SELECTED EXCERPT —
********************
His case comes down pretty squarely against President Bush, although he doesn't come right out and call him the worst president in history. Wilentz goes through the usual list - the exploding federal deficit, the radical splitting of the country, the quagmire in Iraq, the war on science and the environment, etc.
So what does Steve think, you breathlessly ask?
Well, my first reaction to pieces like this is always to hold my breath hoping none of my favorites gets spanked. In addition to Taft, there's John Quincy Adams, Theodore Roosevelt, John F. Kennedy, and, lately, Gerald Ford (and of course my all-time favorite president, Josiah Bartlett from 'The West Wing'! His favorite movie is 'The Lion in Winter'! But Aaaargh! Remind me to tell you how that fact is BUNGLED when it's mentioned on the show!) ... and none of them gets even so much as a mention.
********************
PROVIDED RECORDS —

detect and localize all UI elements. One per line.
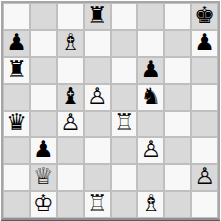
square-e3[interactable] [111,137,138,164]
square-g5[interactable] [164,84,191,111]
square-d3[interactable] [84,137,111,164]
square-e7[interactable] [111,30,138,57]
square-c8[interactable] [57,3,84,30]
square-h4[interactable] [191,111,218,138]
square-a6[interactable]: ♜ [3,57,30,84]
square-h2[interactable]: ♙ [191,164,218,191]
square-c1[interactable] [57,191,84,218]
square-g8[interactable] [164,3,191,30]
square-d1[interactable]: ♖ [84,191,111,218]
square-g1[interactable] [164,191,191,218]
square-h3[interactable] [191,137,218,164]
square-d8[interactable]: ♜ [84,3,111,30]
square-d5[interactable]: ♙ [84,84,111,111]
piece-white-bishop[interactable]: ♗ [60,31,81,54]
piece-white-rook[interactable]: ♖ [114,111,135,134]
piece-white-pawn[interactable]: ♙ [194,165,215,188]
square-e5[interactable] [111,84,138,111]
square-d2[interactable] [84,164,111,191]
piece-white-pawn[interactable]: ♙ [87,85,108,108]
square-b7[interactable] [30,30,57,57]
square-c2[interactable] [57,164,84,191]
square-h6[interactable] [191,57,218,84]
square-b2[interactable]: ♕ [30,164,57,191]
chess-diagram: ♜♚♟♗♟♜♟♝♙♞♛♙♖♟♙♕♙♔♖♗ [0,0,221,221]
square-a4[interactable]: ♛ [3,111,30,138]
piece-white-pawn[interactable]: ♙ [141,138,162,161]
piece-black-rook[interactable]: ♜ [87,4,108,27]
square-c3[interactable] [57,137,84,164]
piece-white-pawn[interactable]: ♙ [60,111,81,134]
square-d4[interactable] [84,111,111,138]
square-h5[interactable] [191,84,218,111]
square-a7[interactable]: ♟ [3,30,30,57]
piece-white-bishop[interactable]: ♗ [141,192,162,215]
piece-black-pawn[interactable]: ♟ [141,58,162,81]
piece-black-pawn[interactable]: ♟ [33,138,54,161]
square-e1[interactable] [111,191,138,218]
piece-black-pawn[interactable]: ♟ [194,31,215,54]
square-g7[interactable] [164,30,191,57]
square-g3[interactable] [164,137,191,164]
square-c5[interactable]: ♝ [57,84,84,111]
square-d6[interactable] [84,57,111,84]
square-g6[interactable] [164,57,191,84]
square-c6[interactable] [57,57,84,84]
board-frame: ♜♚♟♗♟♜♟♝♙♞♛♙♖♟♙♕♙♔♖♗ [1,1,220,220]
square-g2[interactable] [164,164,191,191]
square-g4[interactable] [164,111,191,138]
square-f1[interactable]: ♗ [137,191,164,218]
square-f6[interactable]: ♟ [137,57,164,84]
square-f5[interactable]: ♞ [137,84,164,111]
square-f4[interactable] [137,111,164,138]
piece-black-knight[interactable]: ♞ [141,85,162,108]
square-b8[interactable] [30,3,57,30]
square-f7[interactable] [137,30,164,57]
square-a8[interactable] [3,3,30,30]
square-b6[interactable] [30,57,57,84]
square-b4[interactable] [30,111,57,138]
chess-board: ♜♚♟♗♟♜♟♝♙♞♛♙♖♟♙♕♙♔♖♗ [3,3,218,218]
square-a3[interactable] [3,137,30,164]
piece-black-king[interactable]: ♚ [194,4,215,27]
piece-black-rook[interactable]: ♜ [6,58,27,81]
square-e6[interactable] [111,57,138,84]
square-h8[interactable]: ♚ [191,3,218,30]
square-a1[interactable] [3,191,30,218]
square-c7[interactable]: ♗ [57,30,84,57]
square-c4[interactable]: ♙ [57,111,84,138]
piece-white-rook[interactable]: ♖ [87,192,108,215]
square-e2[interactable] [111,164,138,191]
piece-white-queen[interactable]: ♕ [33,165,54,188]
piece-black-queen[interactable]: ♛ [6,111,27,134]
square-f2[interactable] [137,164,164,191]
square-b1[interactable]: ♔ [30,191,57,218]
square-e4[interactable]: ♖ [111,111,138,138]
square-e8[interactable] [111,3,138,30]
square-h7[interactable]: ♟ [191,30,218,57]
square-a5[interactable] [3,84,30,111]
square-a2[interactable] [3,164,30,191]
piece-black-pawn[interactable]: ♟ [6,31,27,54]
square-b3[interactable]: ♟ [30,137,57,164]
square-d7[interactable] [84,30,111,57]
square-f8[interactable] [137,3,164,30]
piece-white-king[interactable]: ♔ [33,192,54,215]
square-b5[interactable] [30,84,57,111]
square-h1[interactable] [191,191,218,218]
square-f3[interactable]: ♙ [137,137,164,164]
piece-black-bishop[interactable]: ♝ [60,85,81,108]
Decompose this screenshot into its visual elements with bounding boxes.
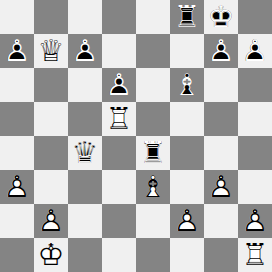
white-pawn-icon: ♟ [170,204,204,238]
white-queen-outline-icon: ♕ [34,34,68,68]
square-h3[interactable] [238,170,272,204]
square-d3[interactable] [102,170,136,204]
square-b4[interactable] [34,136,68,170]
square-b6[interactable] [34,68,68,102]
square-f5[interactable] [170,102,204,136]
white-rook-outline-icon: ♖ [238,238,272,272]
black-king-outline-icon: ♔ [204,0,238,34]
white-pawn-outline-icon: ♙ [0,170,34,204]
square-a1[interactable] [0,238,34,272]
white-bishop-icon: ♝ [136,170,170,204]
black-pawn-icon: ♟ [102,68,136,102]
square-h6[interactable] [238,68,272,102]
chess-board: ♜♖♚♔♟♙♛♕♟♙♟♙♟♙♟♙♝♗♜♖♛♕♜♖♟♙♝♗♟♙♟♙♟♙♟♙♚♔♜♖ [0,0,272,272]
square-g7[interactable]: ♟♙ [204,34,238,68]
square-e2[interactable] [136,204,170,238]
square-d5[interactable]: ♜♖ [102,102,136,136]
black-queen-outline-icon: ♕ [68,136,102,170]
square-a3[interactable]: ♟♙ [0,170,34,204]
square-d8[interactable] [102,0,136,34]
square-e6[interactable] [136,68,170,102]
square-c2[interactable] [68,204,102,238]
black-pawn-icon: ♟ [68,34,102,68]
black-rook-outline-icon: ♖ [136,136,170,170]
square-b5[interactable] [34,102,68,136]
square-a7[interactable]: ♟♙ [0,34,34,68]
black-rook-outline-icon: ♖ [170,0,204,34]
square-b8[interactable] [34,0,68,34]
square-c1[interactable] [68,238,102,272]
white-king-outline-icon: ♔ [34,238,68,272]
square-c7[interactable]: ♟♙ [68,34,102,68]
square-g8[interactable]: ♚♔ [204,0,238,34]
square-a4[interactable] [0,136,34,170]
square-a8[interactable] [0,0,34,34]
square-g4[interactable] [204,136,238,170]
white-rook-icon: ♜ [238,238,272,272]
square-e5[interactable] [136,102,170,136]
square-a5[interactable] [0,102,34,136]
square-c8[interactable] [68,0,102,34]
square-g2[interactable] [204,204,238,238]
square-h8[interactable] [238,0,272,34]
white-queen-icon: ♛ [34,34,68,68]
square-e8[interactable] [136,0,170,34]
square-f4[interactable] [170,136,204,170]
white-pawn-icon: ♟ [34,204,68,238]
black-pawn-icon: ♟ [238,34,272,68]
square-c6[interactable] [68,68,102,102]
square-e4[interactable]: ♜♖ [136,136,170,170]
square-f2[interactable]: ♟♙ [170,204,204,238]
white-rook-outline-icon: ♖ [102,102,136,136]
square-h1[interactable]: ♜♖ [238,238,272,272]
square-e7[interactable] [136,34,170,68]
black-pawn-outline-icon: ♙ [238,34,272,68]
square-h4[interactable] [238,136,272,170]
white-pawn-outline-icon: ♙ [204,170,238,204]
square-g3[interactable]: ♟♙ [204,170,238,204]
square-d2[interactable] [102,204,136,238]
black-rook-icon: ♜ [170,0,204,34]
black-rook-icon: ♜ [136,136,170,170]
square-h5[interactable] [238,102,272,136]
square-h7[interactable]: ♟♙ [238,34,272,68]
square-b1[interactable]: ♚♔ [34,238,68,272]
black-bishop-outline-icon: ♗ [170,68,204,102]
black-pawn-outline-icon: ♙ [204,34,238,68]
square-f3[interactable] [170,170,204,204]
white-pawn-outline-icon: ♙ [238,204,272,238]
square-b2[interactable]: ♟♙ [34,204,68,238]
square-f8[interactable]: ♜♖ [170,0,204,34]
white-pawn-icon: ♟ [238,204,272,238]
black-pawn-outline-icon: ♙ [102,68,136,102]
black-pawn-icon: ♟ [204,34,238,68]
square-d7[interactable] [102,34,136,68]
square-c3[interactable] [68,170,102,204]
square-e3[interactable]: ♝♗ [136,170,170,204]
square-d1[interactable] [102,238,136,272]
square-d6[interactable]: ♟♙ [102,68,136,102]
square-f1[interactable] [170,238,204,272]
square-a6[interactable] [0,68,34,102]
white-pawn-outline-icon: ♙ [170,204,204,238]
square-a2[interactable] [0,204,34,238]
black-pawn-icon: ♟ [0,34,34,68]
white-king-icon: ♚ [34,238,68,272]
white-bishop-outline-icon: ♗ [136,170,170,204]
white-pawn-outline-icon: ♙ [34,204,68,238]
black-pawn-outline-icon: ♙ [0,34,34,68]
square-f6[interactable]: ♝♗ [170,68,204,102]
square-b7[interactable]: ♛♕ [34,34,68,68]
square-e1[interactable] [136,238,170,272]
square-f7[interactable] [170,34,204,68]
square-g1[interactable] [204,238,238,272]
white-rook-icon: ♜ [102,102,136,136]
square-b3[interactable] [34,170,68,204]
square-c4[interactable]: ♛♕ [68,136,102,170]
white-pawn-icon: ♟ [0,170,34,204]
white-pawn-icon: ♟ [204,170,238,204]
black-bishop-icon: ♝ [170,68,204,102]
black-king-icon: ♚ [204,0,238,34]
square-c5[interactable] [68,102,102,136]
square-h2[interactable]: ♟♙ [238,204,272,238]
square-d4[interactable] [102,136,136,170]
black-pawn-outline-icon: ♙ [68,34,102,68]
black-queen-icon: ♛ [68,136,102,170]
square-g5[interactable] [204,102,238,136]
square-g6[interactable] [204,68,238,102]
********************
JOB 1 —
List every president the writer of the excerpt about presidents names as a personal favorite, including any fictional one.
JOB 2 —
Please carry on the excerpt about presidents, starting right after its final sentence.

TASK RESULT 1 —
- Taft
- John Quincy Adams
- Theodore Roosevelt
- John F. Kennedy
- Gerald Ford
- Josiah Bartlett (from 'The West Wing')

TASK RESULT 2 —
My second reaction was to test Wilentz' choices for the OTHER worst presidents. With Johnson I agree completely - he was a racist and a scoundrel. But honestly, what could Hoover have done about the Depression? He oversaw interest-free government loans to businesses, he started public works projects that were unprecedented in American history, and his much-maligned catch phrase, 'prosperity is just around the corner,' was intended to give HOPE to the country (also, Wilentz seems to forget the Great Depression was a world-wide phenomenon, created and sustained by a bewilderingly complicated interplay of factors). ANYBODY in the Oval Office at the time would have been stymied.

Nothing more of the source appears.